___ RECORD LIST
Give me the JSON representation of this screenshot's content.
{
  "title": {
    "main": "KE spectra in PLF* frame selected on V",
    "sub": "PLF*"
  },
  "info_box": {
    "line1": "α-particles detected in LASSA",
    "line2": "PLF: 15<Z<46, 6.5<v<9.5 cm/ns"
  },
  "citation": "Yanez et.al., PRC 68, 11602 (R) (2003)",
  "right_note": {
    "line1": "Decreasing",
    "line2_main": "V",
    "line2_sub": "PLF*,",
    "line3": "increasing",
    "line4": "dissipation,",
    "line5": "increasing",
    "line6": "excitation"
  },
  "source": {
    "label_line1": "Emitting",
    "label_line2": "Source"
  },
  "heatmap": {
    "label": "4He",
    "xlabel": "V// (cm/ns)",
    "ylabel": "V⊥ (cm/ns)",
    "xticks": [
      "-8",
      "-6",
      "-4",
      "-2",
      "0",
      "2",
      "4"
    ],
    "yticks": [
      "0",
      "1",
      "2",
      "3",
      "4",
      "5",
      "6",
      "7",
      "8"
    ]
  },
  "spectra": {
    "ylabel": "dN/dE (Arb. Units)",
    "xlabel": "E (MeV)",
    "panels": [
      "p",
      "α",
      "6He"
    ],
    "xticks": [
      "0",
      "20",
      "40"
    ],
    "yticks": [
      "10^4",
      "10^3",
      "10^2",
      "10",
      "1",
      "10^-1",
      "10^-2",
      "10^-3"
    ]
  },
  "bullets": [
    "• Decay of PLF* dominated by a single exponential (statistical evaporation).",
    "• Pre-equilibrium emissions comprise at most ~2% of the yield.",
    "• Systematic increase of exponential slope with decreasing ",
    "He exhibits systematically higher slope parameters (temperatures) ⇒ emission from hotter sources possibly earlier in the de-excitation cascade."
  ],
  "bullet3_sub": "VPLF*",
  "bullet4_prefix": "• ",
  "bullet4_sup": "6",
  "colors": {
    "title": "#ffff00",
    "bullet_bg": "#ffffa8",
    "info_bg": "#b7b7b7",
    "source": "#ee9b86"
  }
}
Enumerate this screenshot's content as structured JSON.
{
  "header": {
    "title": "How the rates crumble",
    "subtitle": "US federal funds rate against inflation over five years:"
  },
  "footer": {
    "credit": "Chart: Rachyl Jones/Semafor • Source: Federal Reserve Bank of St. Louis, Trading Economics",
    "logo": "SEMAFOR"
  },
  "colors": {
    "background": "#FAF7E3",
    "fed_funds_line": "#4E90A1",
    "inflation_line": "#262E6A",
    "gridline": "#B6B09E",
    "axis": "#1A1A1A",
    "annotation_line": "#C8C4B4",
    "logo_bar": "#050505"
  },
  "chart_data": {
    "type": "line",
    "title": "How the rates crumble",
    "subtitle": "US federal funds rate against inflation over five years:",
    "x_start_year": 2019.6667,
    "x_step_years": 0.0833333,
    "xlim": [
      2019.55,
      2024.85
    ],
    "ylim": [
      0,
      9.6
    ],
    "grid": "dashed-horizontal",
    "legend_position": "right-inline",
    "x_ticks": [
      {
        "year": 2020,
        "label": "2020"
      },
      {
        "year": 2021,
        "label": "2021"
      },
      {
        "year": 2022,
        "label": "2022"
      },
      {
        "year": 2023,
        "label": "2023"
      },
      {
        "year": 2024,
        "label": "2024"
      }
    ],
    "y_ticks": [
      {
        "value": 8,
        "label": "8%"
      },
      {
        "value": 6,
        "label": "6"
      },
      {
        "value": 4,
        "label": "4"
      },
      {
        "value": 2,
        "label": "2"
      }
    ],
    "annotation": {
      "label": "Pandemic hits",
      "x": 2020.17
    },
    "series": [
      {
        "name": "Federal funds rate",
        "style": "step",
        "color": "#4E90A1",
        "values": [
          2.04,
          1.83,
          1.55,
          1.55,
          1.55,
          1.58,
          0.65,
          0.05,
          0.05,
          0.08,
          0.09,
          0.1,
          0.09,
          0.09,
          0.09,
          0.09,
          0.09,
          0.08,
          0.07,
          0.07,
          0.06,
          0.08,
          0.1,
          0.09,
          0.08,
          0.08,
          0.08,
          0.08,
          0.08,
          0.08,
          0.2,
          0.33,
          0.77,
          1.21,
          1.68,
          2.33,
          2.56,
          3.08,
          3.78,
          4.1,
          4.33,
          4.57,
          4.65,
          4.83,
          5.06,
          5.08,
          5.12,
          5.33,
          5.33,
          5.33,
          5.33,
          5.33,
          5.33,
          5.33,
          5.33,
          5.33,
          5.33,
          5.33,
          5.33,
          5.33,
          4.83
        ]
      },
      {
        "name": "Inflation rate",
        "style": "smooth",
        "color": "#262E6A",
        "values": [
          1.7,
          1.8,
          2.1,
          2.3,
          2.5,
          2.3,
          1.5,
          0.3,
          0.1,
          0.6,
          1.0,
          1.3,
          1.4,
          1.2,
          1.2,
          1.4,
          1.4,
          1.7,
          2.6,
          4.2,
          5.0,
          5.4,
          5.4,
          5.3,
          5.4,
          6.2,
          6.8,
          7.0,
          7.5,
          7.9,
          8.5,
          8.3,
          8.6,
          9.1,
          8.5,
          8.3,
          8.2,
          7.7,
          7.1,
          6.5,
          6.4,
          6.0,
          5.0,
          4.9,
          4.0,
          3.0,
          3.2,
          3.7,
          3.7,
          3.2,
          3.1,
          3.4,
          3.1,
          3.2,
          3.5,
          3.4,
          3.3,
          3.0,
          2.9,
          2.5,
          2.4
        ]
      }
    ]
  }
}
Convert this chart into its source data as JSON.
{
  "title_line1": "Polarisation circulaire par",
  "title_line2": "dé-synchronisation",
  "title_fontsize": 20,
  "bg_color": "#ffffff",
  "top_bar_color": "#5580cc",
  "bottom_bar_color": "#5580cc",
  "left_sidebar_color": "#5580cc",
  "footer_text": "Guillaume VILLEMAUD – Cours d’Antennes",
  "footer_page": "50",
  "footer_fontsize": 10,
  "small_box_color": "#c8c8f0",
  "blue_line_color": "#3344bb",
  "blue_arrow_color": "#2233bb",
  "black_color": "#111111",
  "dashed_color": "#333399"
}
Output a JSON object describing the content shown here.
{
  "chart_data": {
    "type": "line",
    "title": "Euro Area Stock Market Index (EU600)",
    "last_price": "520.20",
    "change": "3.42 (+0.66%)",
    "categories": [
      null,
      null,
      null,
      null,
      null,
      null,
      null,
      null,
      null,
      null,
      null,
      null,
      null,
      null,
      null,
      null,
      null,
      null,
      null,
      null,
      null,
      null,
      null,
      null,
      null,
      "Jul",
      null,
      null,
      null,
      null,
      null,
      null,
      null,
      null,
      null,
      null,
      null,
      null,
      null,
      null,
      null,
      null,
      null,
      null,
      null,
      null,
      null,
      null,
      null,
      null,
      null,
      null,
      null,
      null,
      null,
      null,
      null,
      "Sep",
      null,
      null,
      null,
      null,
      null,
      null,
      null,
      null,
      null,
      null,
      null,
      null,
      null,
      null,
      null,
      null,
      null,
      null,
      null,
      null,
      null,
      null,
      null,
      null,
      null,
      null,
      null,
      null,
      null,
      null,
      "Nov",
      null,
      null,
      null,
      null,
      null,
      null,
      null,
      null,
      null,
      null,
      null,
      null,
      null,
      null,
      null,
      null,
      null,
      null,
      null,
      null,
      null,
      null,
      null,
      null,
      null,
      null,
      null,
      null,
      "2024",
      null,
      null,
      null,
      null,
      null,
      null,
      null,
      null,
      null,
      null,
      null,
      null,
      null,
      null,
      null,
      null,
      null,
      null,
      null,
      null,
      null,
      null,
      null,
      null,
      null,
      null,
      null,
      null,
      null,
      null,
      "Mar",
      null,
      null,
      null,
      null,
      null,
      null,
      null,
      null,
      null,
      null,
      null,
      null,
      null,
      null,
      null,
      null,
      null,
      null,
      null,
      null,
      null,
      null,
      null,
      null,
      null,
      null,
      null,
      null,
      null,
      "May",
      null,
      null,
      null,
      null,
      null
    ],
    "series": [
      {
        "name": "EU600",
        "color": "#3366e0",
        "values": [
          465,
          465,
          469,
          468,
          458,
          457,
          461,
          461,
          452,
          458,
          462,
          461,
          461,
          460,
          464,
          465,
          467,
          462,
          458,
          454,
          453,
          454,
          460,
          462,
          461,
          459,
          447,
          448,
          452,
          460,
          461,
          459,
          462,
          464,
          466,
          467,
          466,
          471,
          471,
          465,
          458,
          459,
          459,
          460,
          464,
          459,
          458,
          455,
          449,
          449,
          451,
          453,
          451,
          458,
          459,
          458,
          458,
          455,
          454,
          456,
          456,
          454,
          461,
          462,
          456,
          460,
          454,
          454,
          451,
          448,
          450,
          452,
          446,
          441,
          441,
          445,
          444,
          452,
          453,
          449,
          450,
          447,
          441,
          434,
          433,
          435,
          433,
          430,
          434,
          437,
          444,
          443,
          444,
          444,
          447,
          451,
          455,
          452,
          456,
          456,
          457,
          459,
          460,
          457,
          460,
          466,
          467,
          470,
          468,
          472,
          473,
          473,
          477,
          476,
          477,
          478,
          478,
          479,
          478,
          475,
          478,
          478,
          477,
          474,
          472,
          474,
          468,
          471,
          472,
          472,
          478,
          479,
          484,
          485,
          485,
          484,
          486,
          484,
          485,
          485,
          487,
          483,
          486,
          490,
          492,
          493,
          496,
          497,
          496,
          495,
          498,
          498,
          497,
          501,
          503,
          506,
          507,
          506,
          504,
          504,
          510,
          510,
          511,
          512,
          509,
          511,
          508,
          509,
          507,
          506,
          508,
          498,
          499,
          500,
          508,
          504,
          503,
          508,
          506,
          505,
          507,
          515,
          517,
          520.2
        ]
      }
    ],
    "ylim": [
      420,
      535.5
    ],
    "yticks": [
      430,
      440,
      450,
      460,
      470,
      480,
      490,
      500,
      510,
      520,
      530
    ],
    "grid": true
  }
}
______
INSTRUCTIONS TO FOLLOW
Work through the data and report how many of its lines hold the word "screenshot", giving only the figure.

RESULT BELOW
2